### What the task requires
Copy the records below exactly as they are written.

### Data for the task

>> START

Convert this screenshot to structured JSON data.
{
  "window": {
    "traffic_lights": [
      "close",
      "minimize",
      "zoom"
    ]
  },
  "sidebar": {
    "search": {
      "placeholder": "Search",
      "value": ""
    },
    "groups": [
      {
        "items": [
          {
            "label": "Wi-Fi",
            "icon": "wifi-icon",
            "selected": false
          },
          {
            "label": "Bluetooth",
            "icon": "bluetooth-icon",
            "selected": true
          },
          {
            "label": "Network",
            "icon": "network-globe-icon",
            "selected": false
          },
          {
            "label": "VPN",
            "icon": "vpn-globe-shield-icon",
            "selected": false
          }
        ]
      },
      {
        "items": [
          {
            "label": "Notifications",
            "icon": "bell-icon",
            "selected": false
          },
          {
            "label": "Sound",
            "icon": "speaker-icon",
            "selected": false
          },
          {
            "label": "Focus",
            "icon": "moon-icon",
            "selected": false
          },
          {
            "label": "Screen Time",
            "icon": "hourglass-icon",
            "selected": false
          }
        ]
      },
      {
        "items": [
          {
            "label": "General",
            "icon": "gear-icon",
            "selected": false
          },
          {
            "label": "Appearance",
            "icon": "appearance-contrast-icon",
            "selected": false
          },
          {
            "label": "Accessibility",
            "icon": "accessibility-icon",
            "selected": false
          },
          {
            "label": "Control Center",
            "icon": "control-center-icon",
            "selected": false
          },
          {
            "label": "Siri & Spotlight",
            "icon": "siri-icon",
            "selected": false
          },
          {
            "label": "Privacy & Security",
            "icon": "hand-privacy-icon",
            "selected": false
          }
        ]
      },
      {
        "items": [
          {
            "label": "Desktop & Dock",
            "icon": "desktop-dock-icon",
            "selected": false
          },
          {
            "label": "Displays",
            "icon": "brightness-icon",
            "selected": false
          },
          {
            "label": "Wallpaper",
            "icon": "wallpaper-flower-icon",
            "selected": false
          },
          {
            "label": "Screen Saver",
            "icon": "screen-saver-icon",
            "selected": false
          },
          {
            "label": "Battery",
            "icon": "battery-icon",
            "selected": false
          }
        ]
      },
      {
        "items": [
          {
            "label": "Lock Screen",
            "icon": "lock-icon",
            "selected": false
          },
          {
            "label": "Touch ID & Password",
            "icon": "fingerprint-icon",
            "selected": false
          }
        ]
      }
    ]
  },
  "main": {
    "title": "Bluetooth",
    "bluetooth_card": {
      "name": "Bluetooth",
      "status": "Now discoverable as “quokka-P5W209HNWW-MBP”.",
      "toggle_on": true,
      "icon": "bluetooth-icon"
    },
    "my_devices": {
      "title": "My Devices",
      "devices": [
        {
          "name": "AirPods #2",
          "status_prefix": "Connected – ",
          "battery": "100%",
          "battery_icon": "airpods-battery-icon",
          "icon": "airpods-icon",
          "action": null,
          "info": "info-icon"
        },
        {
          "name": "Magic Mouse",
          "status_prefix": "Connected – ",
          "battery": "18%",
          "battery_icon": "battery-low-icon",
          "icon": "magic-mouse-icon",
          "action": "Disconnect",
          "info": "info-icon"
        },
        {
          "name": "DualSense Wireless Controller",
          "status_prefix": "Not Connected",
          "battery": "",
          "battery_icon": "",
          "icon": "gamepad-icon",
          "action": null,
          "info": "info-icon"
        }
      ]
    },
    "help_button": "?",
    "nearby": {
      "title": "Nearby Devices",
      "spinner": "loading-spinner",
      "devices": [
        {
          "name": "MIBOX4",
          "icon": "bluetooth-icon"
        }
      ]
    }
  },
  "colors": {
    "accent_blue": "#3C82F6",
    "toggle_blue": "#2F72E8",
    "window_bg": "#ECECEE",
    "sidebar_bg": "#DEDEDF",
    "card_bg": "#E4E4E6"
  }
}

>> END

### Solution to this exercise
Convert this screenshot to structured JSON data.
{
  "window": {
    "traffic_lights": [
      "close",
      "minimize",
      "zoom"
    ]
  },
  "sidebar": {
    "search": {
      "placeholder": "Search",
      "value": ""
    },
    "groups": [
      {
        "items": [
          {
            "label": "Wi-Fi",
            "icon": "wifi-icon",
            "selected": false
          },
          {
            "label": "Bluetooth",
            "icon": "bluetooth-icon",
            "selected": true
          },
          {
            "label": "Network",
            "icon": "network-globe-icon",
            "selected": false
          },
          {
            "label": "VPN",
            "icon": "vpn-globe-shield-icon",
            "selected": false
          }
        ]
      },
      {
        "items": [
          {
            "label": "Notifications",
            "icon": "bell-icon",
            "selected": false
          },
          {
            "label": "Sound",
            "icon": "speaker-icon",
            "selected": false
          },
          {
            "label": "Focus",
            "icon": "moon-icon",
            "selected": false
          },
          {
            "label": "Screen Time",
            "icon": "hourglass-icon",
            "selected": false
          }
        ]
      },
      {
        "items": [
          {
            "label": "General",
            "icon": "gear-icon",
            "selected": false
          },
          {
            "label": "Appearance",
            "icon": "appearance-contrast-icon",
            "selected": false
          },
          {
            "label": "Accessibility",
            "icon": "accessibility-icon",
            "selected": false
          },
          {
            "label": "Control Center",
            "icon": "control-center-icon",
            "selected": false
          },
          {
            "label": "Siri & Spotlight",
            "icon": "siri-icon",
            "selected": false
          },
          {
            "label": "Privacy & Security",
            "icon": "hand-privacy-icon",
            "selected": false
          }
        ]
      },
      {
        "items": [
          {
            "label": "Desktop & Dock",
            "icon": "desktop-dock-icon",
            "selected": false
          },
          {
            "label": "Displays",
            "icon": "brightness-icon",
            "selected": false
          },
          {
            "label": "Wallpaper",
            "icon": "wallpaper-flower-icon",
            "selected": false
          },
          {
            "label": "Screen Saver",
            "icon": "screen-saver-icon",
            "selected": false
          },
          {
            "label": "Battery",
            "icon": "battery-icon",
            "selected": false
          }
        ]
      },
      {
        "items": [
          {
            "label": "Lock Screen",
            "icon": "lock-icon",
            "selected": false
          },
          {
            "label": "Touch ID & Password",
            "icon": "fingerprint-icon",
            "selected": false
          }
        ]
      }
    ]
  },
  "main": {
    "title": "Bluetooth",
    "bluetooth_card": {
      "name": "Bluetooth",
      "status": "Now discoverable as “quokka-P5W209HNWW-MBP”.",
      "toggle_on": true,
      "icon": "bluetooth-icon"
    },
    "my_devices": {
      "title": "My Devices",
      "devices": [
        {
          "name": "AirPods #2",
          "status_prefix": "Connected – ",
          "battery": "100%",
          "battery_icon": "airpods-battery-icon",
          "icon": "airpods-icon",
          "action": null,
          "info": "info-icon"
        },
        {
          "name": "Magic Mouse",
          "status_prefix": "Connected – ",
          "battery": "18%",
          "battery_icon": "battery-low-icon",
          "icon": "magic-mouse-icon",
          "action": "Disconnect",
          "info": "info-icon"
        },
        {
          "name": "DualSense Wireless Controller",
          "status_prefix": "Not Connected",
          "battery": "",
          "battery_icon": "",
          "icon": "gamepad-icon",
          "action": null,
          "info": "info-icon"
        }
      ]
    },
    "help_button": "?",
    "nearby": {
      "title": "Nearby Devices",
      "spinner": "loading-spinner",
      "devices": [
        {
          "name": "MIBOX4",
          "icon": "bluetooth-icon"
        }
      ]
    }
  },
  "colors": {
    "accent_blue": "#3C82F6",
    "toggle_blue": "#2F72E8",
    "window_bg": "#ECECEE",
    "sidebar_bg": "#DEDEDF",
    "card_bg": "#E4E4E6"
  }
}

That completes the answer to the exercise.